Text block:
While business has gotten much more competitive today, Spartan has continued to thrive via geographic expansion, moving into New York, Chicago and the Southeast. And as it adds people, it hires employees, not subcontractors. “Everyone’s a W-2 employee; we don’t believe in having 1099 subcontractors selling for us because it doesn’t support us working as a team.”

But back in 2013, Jablon made another important decision: to extend his focus from sales and marketing to back-of-house functions. “Everything for me was sell, sell, sell, and no matter how messy the back of house was, sales would heal all wounds. That makes a lot of sense until you get to a certain level. And for where we wanted to go and where we believed the company could go, we realized we had to put as much energy into the inside our business as we were to the outside our business. The culture at the beginning was that the sales reps were the rock stars and everybody else was to support the rock star. Then, as we started to just learn our business a lot better, we realized everyone in the company needed to be a rock star and feel that level of empowerment.”

Over the last 10 years, Spartan’s growth has been exclusively organic, and Jablon has solely expanded into territories where it has made sense. Only a handful of the brands Spartan carries find their way into all 30 states. This customized approach may explain why Spartan has succeeded where others have failed when they grew beyond their means.

“For us the expansion was never based on having a national footprint or being in multiple states,” Jablon explained. “We just see opportunity. I think the difference between traditional distribution and the way Spartan goes to market is when we go into a territory, we don’t necessarily believe we need to have a warehouse, or trucking, or logistics. Most everything we work on is project business. So over 80% of our business is drop shipped directly from the supplier to the customer, the flooring contractor. We don’t sell around the flooring contractor. He is our customer.”

Spartan currently does business in 30 states but has only three showrooms: Chicago, New York and Washington, D.C. It is a full-line distributor only from Philadelphia to Washington, D.C., where five trucks go out every day and deliver products from adhesives to sundries to wall base.

Activity:
In the text on Spartan's expansion, rewrite the part that opens with the words "Spartan currently does" and closes with "to wall base.", changing "five trucks" to "six trucks".

Information shown:
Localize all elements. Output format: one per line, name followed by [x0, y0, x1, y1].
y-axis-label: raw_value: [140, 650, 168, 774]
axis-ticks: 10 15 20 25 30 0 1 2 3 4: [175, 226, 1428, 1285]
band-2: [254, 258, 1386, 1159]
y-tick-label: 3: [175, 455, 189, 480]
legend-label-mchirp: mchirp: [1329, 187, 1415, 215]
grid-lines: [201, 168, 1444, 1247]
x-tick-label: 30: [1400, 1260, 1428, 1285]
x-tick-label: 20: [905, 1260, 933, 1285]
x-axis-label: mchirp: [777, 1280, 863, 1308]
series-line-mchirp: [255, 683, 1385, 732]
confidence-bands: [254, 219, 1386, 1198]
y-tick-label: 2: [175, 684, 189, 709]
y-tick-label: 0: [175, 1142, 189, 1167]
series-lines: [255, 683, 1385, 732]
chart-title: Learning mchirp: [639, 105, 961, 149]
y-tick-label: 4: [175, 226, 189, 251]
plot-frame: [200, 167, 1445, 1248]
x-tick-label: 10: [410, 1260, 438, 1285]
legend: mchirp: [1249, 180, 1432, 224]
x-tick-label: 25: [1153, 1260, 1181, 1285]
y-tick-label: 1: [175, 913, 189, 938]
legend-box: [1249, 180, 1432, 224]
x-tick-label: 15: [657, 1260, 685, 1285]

Exercise solution:
Spartan currently does business in 30 states but has only three showrooms: Chicago, New York and Washington, D.C. It is a full-line distributor only from Philadelphia to Washington, D.C., where six trucks go out every day and deliver products from adhesives to sundries to wall base.